(Extracted data entries)
-- START --
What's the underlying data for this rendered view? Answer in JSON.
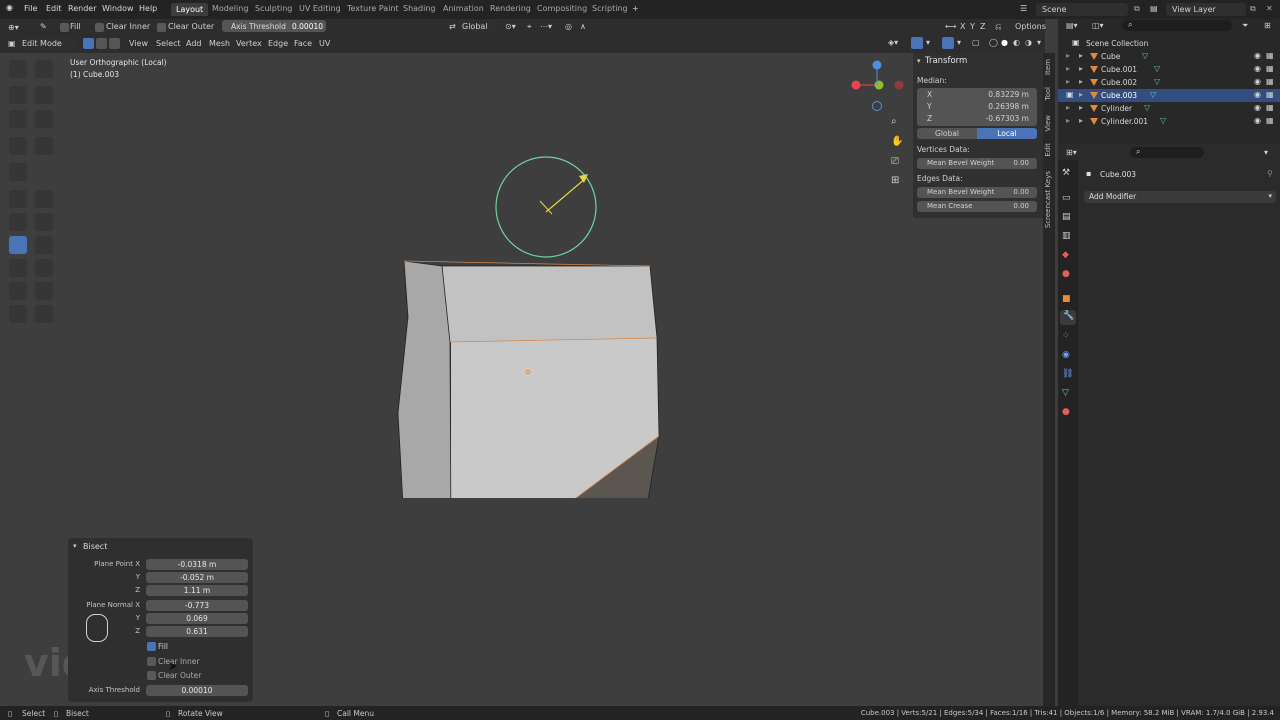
{
  "menus": [
    "File",
    "Edit",
    "Render",
    "Window",
    "Help"
  ],
  "workspaces": [
    "Layout",
    "Modeling",
    "Sculpting",
    "UV Editing",
    "Texture Paint",
    "Shading",
    "Animation",
    "Rendering",
    "Compositing",
    "Scripting"
  ],
  "workspace_add": "+",
  "scene": "Scene",
  "view_layer": "View Layer",
  "tool_header": {
    "fill": "Fill",
    "clear_inner": "Clear Inner",
    "clear_outer": "Clear Outer",
    "axis_threshold_label": "Axis Threshold",
    "axis_threshold_value": "0.00010",
    "orientation": "Global",
    "options": "Options",
    "axes": [
      "X",
      "Y",
      "Z"
    ]
  },
  "editor_header": {
    "mode": "Edit Mode",
    "menus": [
      "View",
      "Select",
      "Add",
      "Mesh",
      "Vertex",
      "Edge",
      "Face",
      "UV"
    ]
  },
  "viewport": {
    "view_name": "User Orthographic (Local)",
    "object_name": "(1) Cube.003"
  },
  "n_panel": {
    "title": "Transform",
    "median": "Median:",
    "x_label": "X",
    "x": "0.83229 m",
    "y_label": "Y",
    "y": "0.26398 m",
    "z_label": "Z",
    "z": "-0.67303 m",
    "global": "Global",
    "local": "Local",
    "vertices_data": "Vertices Data:",
    "mean_bevel_weight_label": "Mean Bevel Weight",
    "mean_bevel_weight_v": "0.00",
    "edges_data": "Edges Data:",
    "mean_bevel_weight_e": "0.00",
    "mean_crease_label": "Mean Crease",
    "mean_crease": "0.00",
    "tabs": [
      "Item",
      "Tool",
      "View",
      "Edit",
      "Screencast Keys"
    ]
  },
  "outliner": {
    "root": "Scene Collection",
    "items": [
      "Cube",
      "Cube.001",
      "Cube.002",
      "Cube.003",
      "Cylinder",
      "Cylinder.001"
    ],
    "selected": 3
  },
  "properties": {
    "object": "Cube.003",
    "add_modifier": "Add Modifier"
  },
  "redo_panel": {
    "title": "Bisect",
    "plane_point_x_label": "Plane Point X",
    "plane_point_x": "-0.0318 m",
    "y_label": "Y",
    "plane_point_y": "-0.052 m",
    "z_label": "Z",
    "plane_point_z": "1.11 m",
    "plane_normal_x_label": "Plane Normal X",
    "plane_normal_x": "-0.773",
    "plane_normal_y": "0.069",
    "plane_normal_z": "0.631",
    "fill": "Fill",
    "clear_inner": "Clear Inner",
    "clear_outer": "Clear Outer",
    "axis_threshold_label": "Axis Threshold",
    "axis_threshold": "0.00010"
  },
  "watermark": "videosmile",
  "status": {
    "select": "Select",
    "bisect": "Bisect",
    "rotate_view": "Rotate View",
    "call_menu": "Call Menu",
    "stats": "Cube.003 | Verts:5/21 | Edges:5/34 | Faces:1/16 | Tris:41 | Objects:1/6 | Memory: 58.2 MiB | VRAM: 1.7/4.0 GiB | 2.93.4"
  },
  "colors": {
    "accent": "#4b74b8",
    "orange": "#e08a3d",
    "gizmo_red": "#e8464c",
    "gizmo_green": "#8ac22c",
    "gizmo_blue": "#4c8fe0"
  }
}
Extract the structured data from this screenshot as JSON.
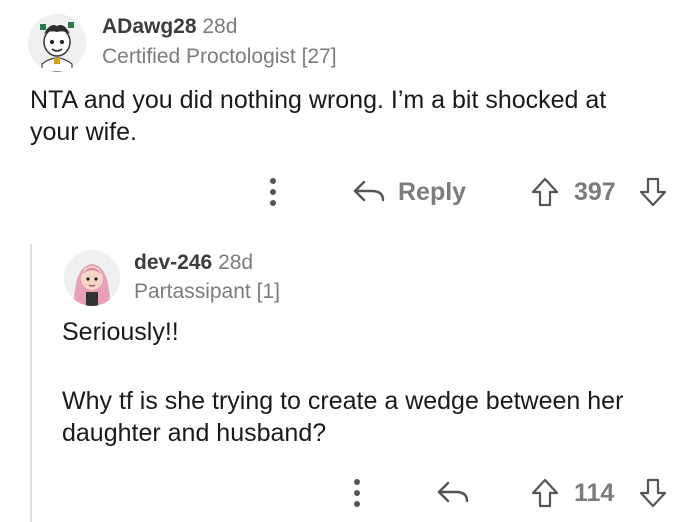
{
  "comments": [
    {
      "username": "ADawg28",
      "age": "28d",
      "flair": "Certified Proctologist [27]",
      "body": [
        "NTA and you did nothing wrong. I’m a bit shocked at",
        "your wife."
      ],
      "actions": {
        "reply_label": "Reply",
        "score": "397"
      },
      "icons": {
        "avatar": "avatar-icon",
        "more": "more-options-icon",
        "reply": "reply-arrow-icon",
        "upvote": "upvote-icon",
        "downvote": "downvote-icon"
      }
    },
    {
      "username": "dev-246",
      "age": "28d",
      "flair": "Partassipant [1]",
      "body_paragraph_1": "Seriously!!",
      "body_paragraph_2": [
        "Why tf is she trying to create a wedge between her",
        "daughter and husband?"
      ],
      "actions": {
        "score": "114"
      },
      "icons": {
        "avatar": "avatar-icon",
        "more": "more-options-icon",
        "reply": "reply-arrow-icon",
        "upvote": "upvote-icon",
        "downvote": "downvote-icon"
      }
    }
  ],
  "colors": {
    "text": "#1a1a1b",
    "muted": "#7c7c7c",
    "thread_line": "#e0e0e0",
    "background": "#ffffff"
  }
}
-- END --
» **TASK DETAILS**
Retype all of the entries exactly as written, leaving out any images.

» **SOLUTION TO THIS PROBLEM**
What's the underlying data for this rendered view? Answer in JSON.
{
  "menus": [
    "File",
    "Edit",
    "Render",
    "Window",
    "Help"
  ],
  "workspaces": [
    "Layout",
    "Modeling",
    "Sculpting",
    "UV Editing",
    "Texture Paint",
    "Shading",
    "Animation",
    "Rendering",
    "Compositing",
    "Scripting"
  ],
  "workspace_add": "+",
  "scene": "Scene",
  "view_layer": "View Layer",
  "tool_header": {
    "fill": "Fill",
    "clear_inner": "Clear Inner",
    "clear_outer": "Clear Outer",
    "axis_threshold_label": "Axis Threshold",
    "axis_threshold_value": "0.00010",
    "orientation": "Global",
    "options": "Options",
    "axes": [
      "X",
      "Y",
      "Z"
    ]
  },
  "editor_header": {
    "mode": "Edit Mode",
    "menus": [
      "View",
      "Select",
      "Add",
      "Mesh",
      "Vertex",
      "Edge",
      "Face",
      "UV"
    ]
  },
  "viewport": {
    "view_name": "User Orthographic (Local)",
    "object_name": "(1) Cube.003"
  },
  "n_panel": {
    "title": "Transform",
    "median": "Median:",
    "x_label": "X",
    "x": "0.83229 m",
    "y_label": "Y",
    "y": "0.26398 m",
    "z_label": "Z",
    "z": "-0.67303 m",
    "global": "Global",
    "local": "Local",
    "vertices_data": "Vertices Data:",
    "mean_bevel_weight_label": "Mean Bevel Weight",
    "mean_bevel_weight_v": "0.00",
    "edges_data": "Edges Data:",
    "mean_bevel_weight_e": "0.00",
    "mean_crease_label": "Mean Crease",
    "mean_crease": "0.00",
    "tabs": [
      "Item",
      "Tool",
      "View",
      "Edit",
      "Screencast Keys"
    ]
  },
  "outliner": {
    "root": "Scene Collection",
    "items": [
      "Cube",
      "Cube.001",
      "Cube.002",
      "Cube.003",
      "Cylinder",
      "Cylinder.001"
    ],
    "selected": 3
  },
  "properties": {
    "object": "Cube.003",
    "add_modifier": "Add Modifier"
  },
  "redo_panel": {
    "title": "Bisect",
    "plane_point_x_label": "Plane Point X",
    "plane_point_x": "-0.0318 m",
    "y_label": "Y",
    "plane_point_y": "-0.052 m",
    "z_label": "Z",
    "plane_point_z": "1.11 m",
    "plane_normal_x_label": "Plane Normal X",
    "plane_normal_x": "-0.773",
    "plane_normal_y": "0.069",
    "plane_normal_z": "0.631",
    "fill": "Fill",
    "clear_inner": "Clear Inner",
    "clear_outer": "Clear Outer",
    "axis_threshold_label": "Axis Threshold",
    "axis_threshold": "0.00010"
  },
  "watermark": "videosmile",
  "status": {
    "select": "Select",
    "bisect": "Bisect",
    "rotate_view": "Rotate View",
    "call_menu": "Call Menu",
    "stats": "Cube.003 | Verts:5/21 | Edges:5/34 | Faces:1/16 | Tris:41 | Objects:1/6 | Memory: 58.2 MiB | VRAM: 1.7/4.0 GiB | 2.93.4"
  },
  "colors": {
    "accent": "#4b74b8",
    "orange": "#e08a3d",
    "gizmo_red": "#e8464c",
    "gizmo_green": "#8ac22c",
    "gizmo_blue": "#4c8fe0"
  }
}
Extract the structured data from this screenshot as JSON.
{
  "comments": [
    {
      "username": "ADawg28",
      "age": "28d",
      "flair": "Certified Proctologist [27]",
      "body": [
        "NTA and you did nothing wrong. I’m a bit shocked at",
        "your wife."
      ],
      "actions": {
        "reply_label": "Reply",
        "score": "397"
      },
      "icons": {
        "avatar": "avatar-icon",
        "more": "more-options-icon",
        "reply": "reply-arrow-icon",
        "upvote": "upvote-icon",
        "downvote": "downvote-icon"
      }
    },
    {
      "username": "dev-246",
      "age": "28d",
      "flair": "Partassipant [1]",
      "body_paragraph_1": "Seriously!!",
      "body_paragraph_2": [
        "Why tf is she trying to create a wedge between her",
        "daughter and husband?"
      ],
      "actions": {
        "score": "114"
      },
      "icons": {
        "avatar": "avatar-icon",
        "more": "more-options-icon",
        "reply": "reply-arrow-icon",
        "upvote": "upvote-icon",
        "downvote": "downvote-icon"
      }
    }
  ],
  "colors": {
    "text": "#1a1a1b",
    "muted": "#7c7c7c",
    "thread_line": "#e0e0e0",
    "background": "#ffffff"
  }
}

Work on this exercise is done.